• Task to complete
What follows is a set of records, each of which is to be written out exactly.

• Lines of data
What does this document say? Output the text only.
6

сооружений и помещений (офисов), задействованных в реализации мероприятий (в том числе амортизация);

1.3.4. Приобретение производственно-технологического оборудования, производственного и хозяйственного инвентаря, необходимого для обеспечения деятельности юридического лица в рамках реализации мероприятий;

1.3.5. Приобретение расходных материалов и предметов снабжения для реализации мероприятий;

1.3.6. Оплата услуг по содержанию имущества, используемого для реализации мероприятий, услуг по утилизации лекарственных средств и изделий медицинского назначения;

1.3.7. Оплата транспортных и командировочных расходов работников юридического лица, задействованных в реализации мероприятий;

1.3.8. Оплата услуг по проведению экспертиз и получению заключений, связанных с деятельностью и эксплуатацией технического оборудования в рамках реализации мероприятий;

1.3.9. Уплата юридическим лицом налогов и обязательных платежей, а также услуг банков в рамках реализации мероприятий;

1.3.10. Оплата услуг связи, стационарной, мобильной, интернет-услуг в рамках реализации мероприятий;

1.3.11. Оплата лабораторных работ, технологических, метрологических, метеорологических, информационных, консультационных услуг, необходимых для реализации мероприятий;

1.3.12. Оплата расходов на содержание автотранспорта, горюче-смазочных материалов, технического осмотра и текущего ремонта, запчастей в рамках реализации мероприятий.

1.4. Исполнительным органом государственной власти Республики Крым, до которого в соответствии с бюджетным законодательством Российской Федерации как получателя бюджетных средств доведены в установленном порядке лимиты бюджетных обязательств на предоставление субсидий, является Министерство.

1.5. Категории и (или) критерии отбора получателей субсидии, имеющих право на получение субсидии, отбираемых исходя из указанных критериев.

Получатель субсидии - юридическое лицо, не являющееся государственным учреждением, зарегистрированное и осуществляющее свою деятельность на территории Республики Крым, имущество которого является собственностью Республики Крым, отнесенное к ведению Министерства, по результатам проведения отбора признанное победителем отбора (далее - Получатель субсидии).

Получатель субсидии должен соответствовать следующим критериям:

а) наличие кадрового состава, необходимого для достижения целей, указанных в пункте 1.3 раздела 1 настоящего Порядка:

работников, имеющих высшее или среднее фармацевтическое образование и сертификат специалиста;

• Full response
What does this document say? Output the text only.
6

сооружений и помещений (офисов), задействованных в реализации мероприятий (в том числе амортизация);

1.3.4. Приобретение производственно-технологического оборудования, производственного и хозяйственного инвентаря, необходимого для обеспечения деятельности юридического лица в рамках реализации мероприятий;

1.3.5. Приобретение расходных материалов и предметов снабжения для реализации мероприятий;

1.3.6. Оплата услуг по содержанию имущества, используемого для реализации мероприятий, услуг по утилизации лекарственных средств и изделий медицинского назначения;

1.3.7. Оплата транспортных и командировочных расходов работников юридического лица, задействованных в реализации мероприятий;

1.3.8. Оплата услуг по проведению экспертиз и получению заключений, связанных с деятельностью и эксплуатацией технического оборудования в рамках реализации мероприятий;

1.3.9. Уплата юридическим лицом налогов и обязательных платежей, а также услуг банков в рамках реализации мероприятий;

1.3.10. Оплата услуг связи, стационарной, мобильной, интернет-услуг в рамках реализации мероприятий;

1.3.11. Оплата лабораторных работ, технологических, метрологических, метеорологических, информационных, консультационных услуг, необходимых для реализации мероприятий;

1.3.12. Оплата расходов на содержание автотранспорта, горюче-смазочных материалов, технического осмотра и текущего ремонта, запчастей в рамках реализации мероприятий.

1.4. Исполнительным органом государственной власти Республики Крым, до которого в соответствии с бюджетным законодательством Российской Федерации как получателя бюджетных средств доведены в установленном порядке лимиты бюджетных обязательств на предоставление субсидий, является Министерство.

1.5. Категории и (или) критерии отбора получателей субсидии, имеющих право на получение субсидии, отбираемых исходя из указанных критериев.

Получатель субсидии - юридическое лицо, не являющееся государственным учреждением, зарегистрированное и осуществляющее свою деятельность на территории Республики Крым, имущество которого является собственностью Республики Крым, отнесенное к ведению Министерства, по результатам проведения отбора признанное победителем отбора (далее - Получатель субсидии).

Получатель субсидии должен соответствовать следующим критериям:

а) наличие кадрового состава, необходимого для достижения целей, указанных в пункте 1.3 раздела 1 настоящего Порядка:

работников, имеющих высшее или среднее фармацевтическое образование и сертификат специалиста;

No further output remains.